--- Begin Entries supplied ---

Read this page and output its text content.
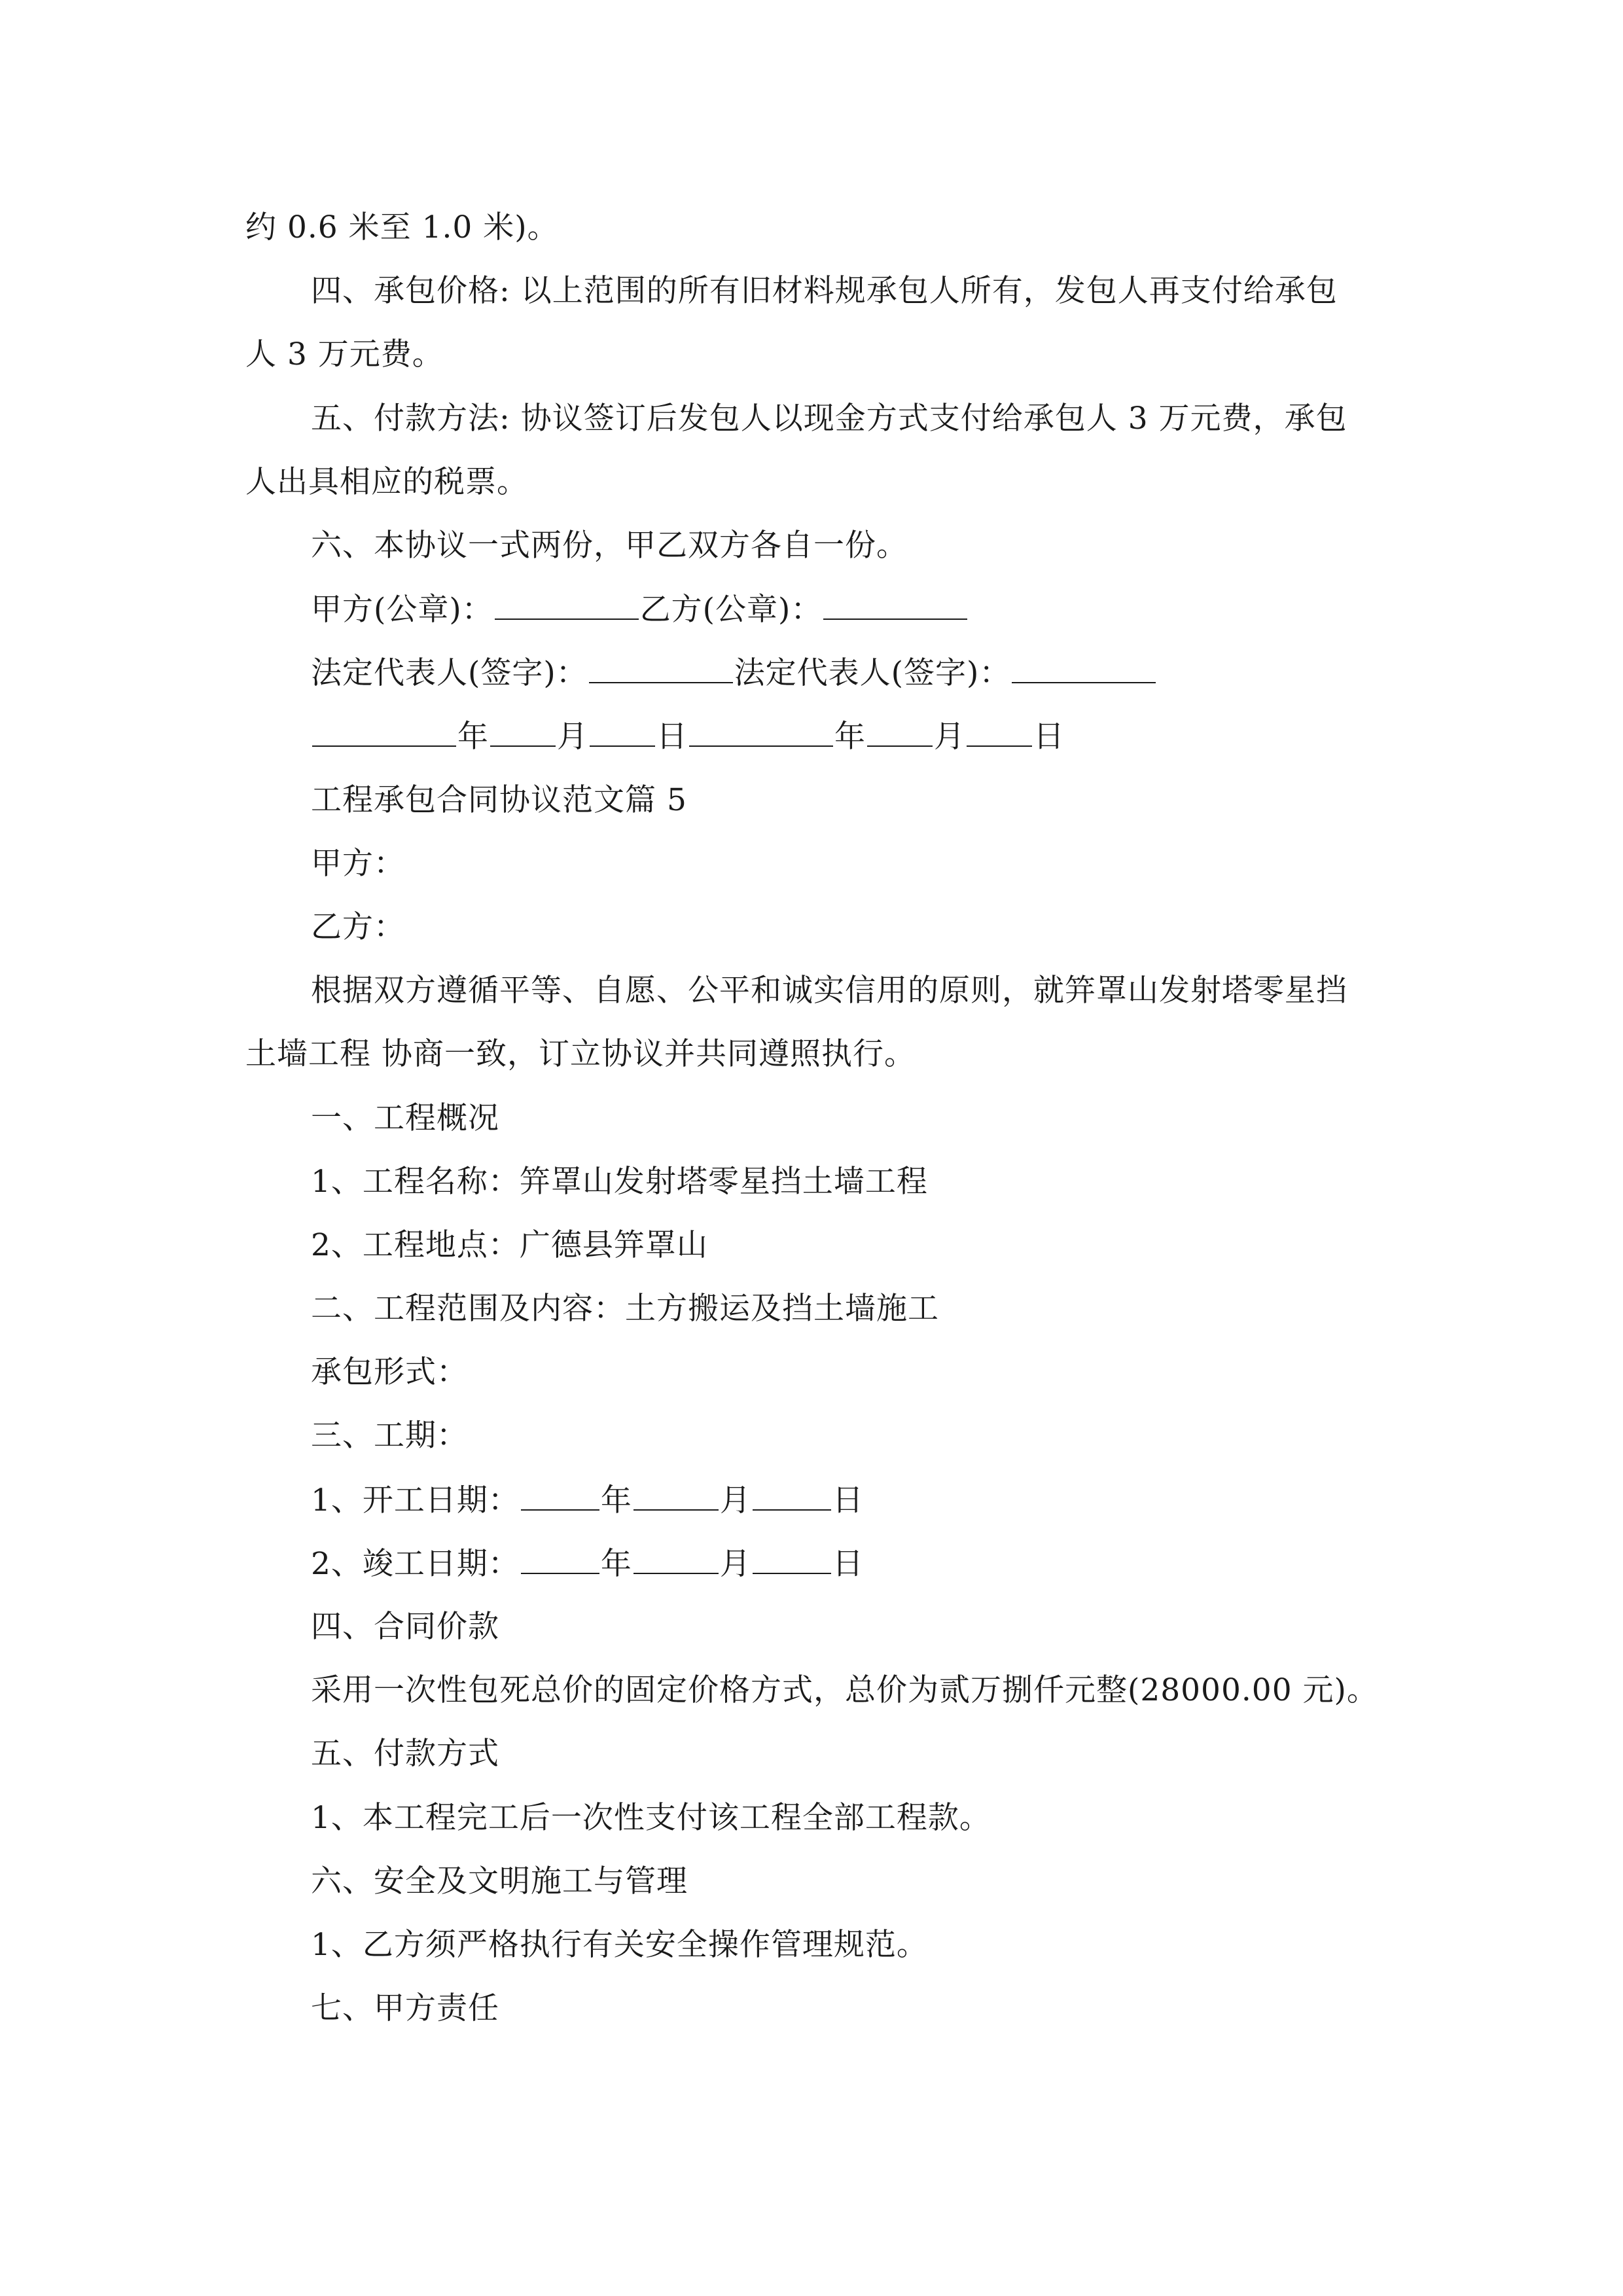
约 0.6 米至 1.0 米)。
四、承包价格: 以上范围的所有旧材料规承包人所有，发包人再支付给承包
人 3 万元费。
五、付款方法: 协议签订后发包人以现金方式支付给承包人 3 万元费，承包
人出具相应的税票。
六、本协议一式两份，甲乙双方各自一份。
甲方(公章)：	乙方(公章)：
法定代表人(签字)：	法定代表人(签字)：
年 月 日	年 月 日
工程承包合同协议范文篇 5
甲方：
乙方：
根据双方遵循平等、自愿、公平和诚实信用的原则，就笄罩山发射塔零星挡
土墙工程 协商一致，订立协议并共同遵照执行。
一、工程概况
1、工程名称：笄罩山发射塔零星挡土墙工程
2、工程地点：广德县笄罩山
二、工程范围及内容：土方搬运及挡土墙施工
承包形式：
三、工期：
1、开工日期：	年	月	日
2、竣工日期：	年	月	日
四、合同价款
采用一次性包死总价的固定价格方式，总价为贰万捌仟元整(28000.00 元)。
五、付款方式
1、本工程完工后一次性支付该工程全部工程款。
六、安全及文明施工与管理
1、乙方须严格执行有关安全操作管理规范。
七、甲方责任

--- End Entries supplied ---

• **Set task**: All the records need to be repeated exactly, with the images dropped.

• **Exercise answer**:
Read this page and output its text content.
约 0.6 米至 1.0 米)。
四、承包价格: 以上范围的所有旧材料规承包人所有，发包人再支付给承包
人 3 万元费。
五、付款方法: 协议签订后发包人以现金方式支付给承包人 3 万元费，承包
人出具相应的税票。
六、本协议一式两份，甲乙双方各自一份。
甲方(公章)：	乙方(公章)：
法定代表人(签字)：	法定代表人(签字)：
年 月 日	年 月 日
工程承包合同协议范文篇 5
甲方：
乙方：
根据双方遵循平等、自愿、公平和诚实信用的原则，就笄罩山发射塔零星挡
土墙工程 协商一致，订立协议并共同遵照执行。
一、工程概况
1、工程名称：笄罩山发射塔零星挡土墙工程
2、工程地点：广德县笄罩山
二、工程范围及内容：土方搬运及挡土墙施工
承包形式：
三、工期：
1、开工日期：	年	月	日
2、竣工日期：	年	月	日
四、合同价款
采用一次性包死总价的固定价格方式，总价为贰万捌仟元整(28000.00 元)。
五、付款方式
1、本工程完工后一次性支付该工程全部工程款。
六、安全及文明施工与管理
1、乙方须严格执行有关安全操作管理规范。
七、甲方责任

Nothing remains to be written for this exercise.